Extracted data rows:
+ + +

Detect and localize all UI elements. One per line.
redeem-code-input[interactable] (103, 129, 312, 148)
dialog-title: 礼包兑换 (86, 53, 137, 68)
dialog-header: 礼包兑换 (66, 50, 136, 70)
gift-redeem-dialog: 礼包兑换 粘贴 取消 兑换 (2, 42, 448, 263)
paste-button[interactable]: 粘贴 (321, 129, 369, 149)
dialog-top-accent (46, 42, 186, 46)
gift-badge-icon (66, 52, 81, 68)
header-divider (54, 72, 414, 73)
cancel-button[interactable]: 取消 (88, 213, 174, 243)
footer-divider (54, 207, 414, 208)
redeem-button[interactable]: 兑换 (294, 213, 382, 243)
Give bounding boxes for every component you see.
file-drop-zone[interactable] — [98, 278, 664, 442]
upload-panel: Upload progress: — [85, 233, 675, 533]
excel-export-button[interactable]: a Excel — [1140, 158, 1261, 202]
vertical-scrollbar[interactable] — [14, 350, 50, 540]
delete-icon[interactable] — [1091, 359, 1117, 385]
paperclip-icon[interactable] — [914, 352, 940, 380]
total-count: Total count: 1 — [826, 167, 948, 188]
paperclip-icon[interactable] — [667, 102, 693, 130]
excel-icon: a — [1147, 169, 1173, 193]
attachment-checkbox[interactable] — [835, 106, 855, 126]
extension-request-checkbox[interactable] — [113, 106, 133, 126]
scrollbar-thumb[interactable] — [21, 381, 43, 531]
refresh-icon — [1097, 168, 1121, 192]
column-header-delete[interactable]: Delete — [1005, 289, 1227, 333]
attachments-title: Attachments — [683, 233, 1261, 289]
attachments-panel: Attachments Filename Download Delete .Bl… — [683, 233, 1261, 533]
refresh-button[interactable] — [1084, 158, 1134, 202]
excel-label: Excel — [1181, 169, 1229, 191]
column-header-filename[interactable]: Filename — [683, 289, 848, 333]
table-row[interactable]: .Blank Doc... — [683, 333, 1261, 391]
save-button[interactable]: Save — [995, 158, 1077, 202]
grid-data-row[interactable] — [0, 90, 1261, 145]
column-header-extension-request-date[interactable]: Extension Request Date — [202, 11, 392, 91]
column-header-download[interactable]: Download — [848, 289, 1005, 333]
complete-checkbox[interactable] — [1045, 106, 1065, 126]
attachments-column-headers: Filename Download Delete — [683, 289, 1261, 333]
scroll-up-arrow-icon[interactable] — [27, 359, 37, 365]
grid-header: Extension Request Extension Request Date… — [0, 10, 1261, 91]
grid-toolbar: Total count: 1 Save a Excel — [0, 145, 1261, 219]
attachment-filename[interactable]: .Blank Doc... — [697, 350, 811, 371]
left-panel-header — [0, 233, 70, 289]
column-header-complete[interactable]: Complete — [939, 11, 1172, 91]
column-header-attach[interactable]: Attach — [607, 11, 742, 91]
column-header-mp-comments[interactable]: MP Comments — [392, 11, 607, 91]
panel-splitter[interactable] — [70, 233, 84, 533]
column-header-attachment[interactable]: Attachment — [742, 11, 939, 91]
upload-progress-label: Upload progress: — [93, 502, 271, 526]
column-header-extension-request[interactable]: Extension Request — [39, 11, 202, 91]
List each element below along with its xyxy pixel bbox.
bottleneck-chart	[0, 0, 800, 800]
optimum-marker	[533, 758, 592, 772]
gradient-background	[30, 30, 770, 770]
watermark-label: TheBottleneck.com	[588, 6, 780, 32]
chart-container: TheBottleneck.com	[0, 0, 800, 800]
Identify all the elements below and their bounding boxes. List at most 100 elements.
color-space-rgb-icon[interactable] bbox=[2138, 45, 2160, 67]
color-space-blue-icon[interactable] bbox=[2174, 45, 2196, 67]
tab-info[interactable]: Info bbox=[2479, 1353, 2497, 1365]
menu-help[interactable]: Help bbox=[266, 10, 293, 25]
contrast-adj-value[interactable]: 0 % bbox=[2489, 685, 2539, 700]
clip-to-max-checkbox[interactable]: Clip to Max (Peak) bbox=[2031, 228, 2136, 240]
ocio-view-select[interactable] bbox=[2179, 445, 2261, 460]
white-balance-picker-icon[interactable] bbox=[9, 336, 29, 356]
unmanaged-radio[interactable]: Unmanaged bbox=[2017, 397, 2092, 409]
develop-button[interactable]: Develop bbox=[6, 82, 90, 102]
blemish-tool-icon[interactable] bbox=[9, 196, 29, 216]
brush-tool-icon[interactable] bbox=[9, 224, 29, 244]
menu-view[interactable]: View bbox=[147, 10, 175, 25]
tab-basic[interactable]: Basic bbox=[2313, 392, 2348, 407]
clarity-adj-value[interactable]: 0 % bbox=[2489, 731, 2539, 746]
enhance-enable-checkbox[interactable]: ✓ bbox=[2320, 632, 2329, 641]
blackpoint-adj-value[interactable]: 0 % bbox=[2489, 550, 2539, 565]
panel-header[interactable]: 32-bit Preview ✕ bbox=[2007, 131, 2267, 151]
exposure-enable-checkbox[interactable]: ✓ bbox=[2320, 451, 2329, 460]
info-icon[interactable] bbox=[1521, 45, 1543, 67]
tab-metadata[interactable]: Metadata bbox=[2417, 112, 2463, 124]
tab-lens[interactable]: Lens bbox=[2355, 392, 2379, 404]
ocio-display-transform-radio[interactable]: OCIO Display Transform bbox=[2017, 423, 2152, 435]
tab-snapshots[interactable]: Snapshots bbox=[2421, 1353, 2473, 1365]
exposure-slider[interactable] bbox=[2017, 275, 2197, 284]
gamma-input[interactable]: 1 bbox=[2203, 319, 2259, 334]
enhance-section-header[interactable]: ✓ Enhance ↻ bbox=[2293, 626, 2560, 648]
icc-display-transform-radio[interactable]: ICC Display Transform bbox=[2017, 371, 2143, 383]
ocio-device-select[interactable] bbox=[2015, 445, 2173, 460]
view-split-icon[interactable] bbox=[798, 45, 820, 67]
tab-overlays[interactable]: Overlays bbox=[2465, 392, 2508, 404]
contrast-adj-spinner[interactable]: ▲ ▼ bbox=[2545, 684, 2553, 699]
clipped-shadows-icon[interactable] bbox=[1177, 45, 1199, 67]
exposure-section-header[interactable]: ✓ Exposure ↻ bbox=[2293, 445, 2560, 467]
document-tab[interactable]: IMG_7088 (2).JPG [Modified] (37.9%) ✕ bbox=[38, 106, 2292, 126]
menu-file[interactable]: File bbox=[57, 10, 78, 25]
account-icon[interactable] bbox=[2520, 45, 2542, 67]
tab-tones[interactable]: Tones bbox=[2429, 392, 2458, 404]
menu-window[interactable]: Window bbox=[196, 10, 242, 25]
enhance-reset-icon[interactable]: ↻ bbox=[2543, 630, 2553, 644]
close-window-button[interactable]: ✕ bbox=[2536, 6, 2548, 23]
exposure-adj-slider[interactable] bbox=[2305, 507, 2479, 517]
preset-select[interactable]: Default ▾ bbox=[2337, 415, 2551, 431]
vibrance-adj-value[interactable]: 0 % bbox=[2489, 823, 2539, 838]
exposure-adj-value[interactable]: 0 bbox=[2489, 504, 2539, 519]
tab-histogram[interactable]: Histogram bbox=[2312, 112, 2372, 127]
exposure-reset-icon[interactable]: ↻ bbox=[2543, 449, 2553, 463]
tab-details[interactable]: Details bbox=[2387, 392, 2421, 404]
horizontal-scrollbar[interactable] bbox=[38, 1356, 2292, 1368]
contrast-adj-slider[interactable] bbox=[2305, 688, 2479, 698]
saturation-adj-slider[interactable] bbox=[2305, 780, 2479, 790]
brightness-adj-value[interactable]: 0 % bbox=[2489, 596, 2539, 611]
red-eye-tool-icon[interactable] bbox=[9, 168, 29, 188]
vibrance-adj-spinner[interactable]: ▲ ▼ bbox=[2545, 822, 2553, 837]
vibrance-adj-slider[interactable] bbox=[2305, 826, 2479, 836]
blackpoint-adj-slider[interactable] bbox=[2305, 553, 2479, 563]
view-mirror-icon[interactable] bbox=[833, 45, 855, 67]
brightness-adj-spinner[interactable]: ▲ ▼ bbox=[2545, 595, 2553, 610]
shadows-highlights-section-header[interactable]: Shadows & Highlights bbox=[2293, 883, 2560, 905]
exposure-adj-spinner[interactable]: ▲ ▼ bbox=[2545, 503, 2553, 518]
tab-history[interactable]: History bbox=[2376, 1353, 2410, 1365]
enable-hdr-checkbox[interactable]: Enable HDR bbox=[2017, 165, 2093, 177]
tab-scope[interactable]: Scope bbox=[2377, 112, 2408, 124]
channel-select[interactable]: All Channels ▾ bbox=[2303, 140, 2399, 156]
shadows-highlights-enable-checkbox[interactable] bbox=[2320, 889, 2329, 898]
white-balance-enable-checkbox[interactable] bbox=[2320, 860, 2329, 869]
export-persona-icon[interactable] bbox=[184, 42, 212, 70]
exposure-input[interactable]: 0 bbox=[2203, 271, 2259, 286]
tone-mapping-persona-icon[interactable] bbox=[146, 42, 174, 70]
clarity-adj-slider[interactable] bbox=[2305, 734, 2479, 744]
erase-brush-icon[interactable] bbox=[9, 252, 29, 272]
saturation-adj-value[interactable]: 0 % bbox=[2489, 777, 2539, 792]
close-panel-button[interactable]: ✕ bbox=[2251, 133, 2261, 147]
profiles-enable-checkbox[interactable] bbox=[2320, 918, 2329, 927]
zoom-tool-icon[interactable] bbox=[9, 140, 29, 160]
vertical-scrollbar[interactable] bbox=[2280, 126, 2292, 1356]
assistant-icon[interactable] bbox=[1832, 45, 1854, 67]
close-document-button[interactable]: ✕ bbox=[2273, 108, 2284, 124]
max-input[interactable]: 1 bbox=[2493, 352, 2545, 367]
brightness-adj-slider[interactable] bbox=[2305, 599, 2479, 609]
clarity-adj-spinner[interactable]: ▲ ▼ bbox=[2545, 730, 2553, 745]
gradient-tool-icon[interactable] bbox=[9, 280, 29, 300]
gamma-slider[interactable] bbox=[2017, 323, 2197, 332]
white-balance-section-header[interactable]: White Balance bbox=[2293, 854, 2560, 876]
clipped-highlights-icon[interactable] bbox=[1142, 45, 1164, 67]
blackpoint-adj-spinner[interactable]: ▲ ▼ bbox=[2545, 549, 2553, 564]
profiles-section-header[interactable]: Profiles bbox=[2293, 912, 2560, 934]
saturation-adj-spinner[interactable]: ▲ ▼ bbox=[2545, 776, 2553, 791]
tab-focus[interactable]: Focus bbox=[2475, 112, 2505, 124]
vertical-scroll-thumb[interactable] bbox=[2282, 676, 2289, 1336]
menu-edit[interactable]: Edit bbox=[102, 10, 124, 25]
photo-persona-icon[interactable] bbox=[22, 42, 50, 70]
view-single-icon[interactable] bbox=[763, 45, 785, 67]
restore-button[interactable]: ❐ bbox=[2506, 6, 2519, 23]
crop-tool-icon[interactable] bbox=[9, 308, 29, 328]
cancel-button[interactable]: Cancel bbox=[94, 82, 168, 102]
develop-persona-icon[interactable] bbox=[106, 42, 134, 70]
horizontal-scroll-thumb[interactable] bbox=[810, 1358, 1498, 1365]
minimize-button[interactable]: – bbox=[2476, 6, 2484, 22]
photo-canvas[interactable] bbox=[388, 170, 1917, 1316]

+ + +

◆ **Written instruction**: Convert the rows above into a numbered list, starting at the first row and ending with the line containing "excel-export-button[interactable]: a Excel", both included, and omit any blank lines.

◆ **Solution to this problem**:
1. Detect and localize all UI elements. One per line.
2. redeem-code-input[interactable] (103, 129, 312, 148)
3. dialog-title: 礼包兑换 (86, 53, 137, 68)
4. dialog-header: 礼包兑换 (66, 50, 136, 70)
5. gift-redeem-dialog: 礼包兑换 粘贴 取消 兑换 (2, 42, 448, 263)
6. paste-button[interactable]: 粘贴 (321, 129, 369, 149)
7. dialog-top-accent (46, 42, 186, 46)
8. gift-badge-icon (66, 52, 81, 68)
9. header-divider (54, 72, 414, 73)
10. cancel-button[interactable]: 取消 (88, 213, 174, 243)
11. footer-divider (54, 207, 414, 208)
12. redeem-button[interactable]: 兑换 (294, 213, 382, 243)
13. Give bounding boxes for every component you see.
14. file-drop-zone[interactable] — [98, 278, 664, 442]
15. upload-panel: Upload progress: — [85, 233, 675, 533]
16. excel-export-button[interactable]: a Excel — [1140, 158, 1261, 202]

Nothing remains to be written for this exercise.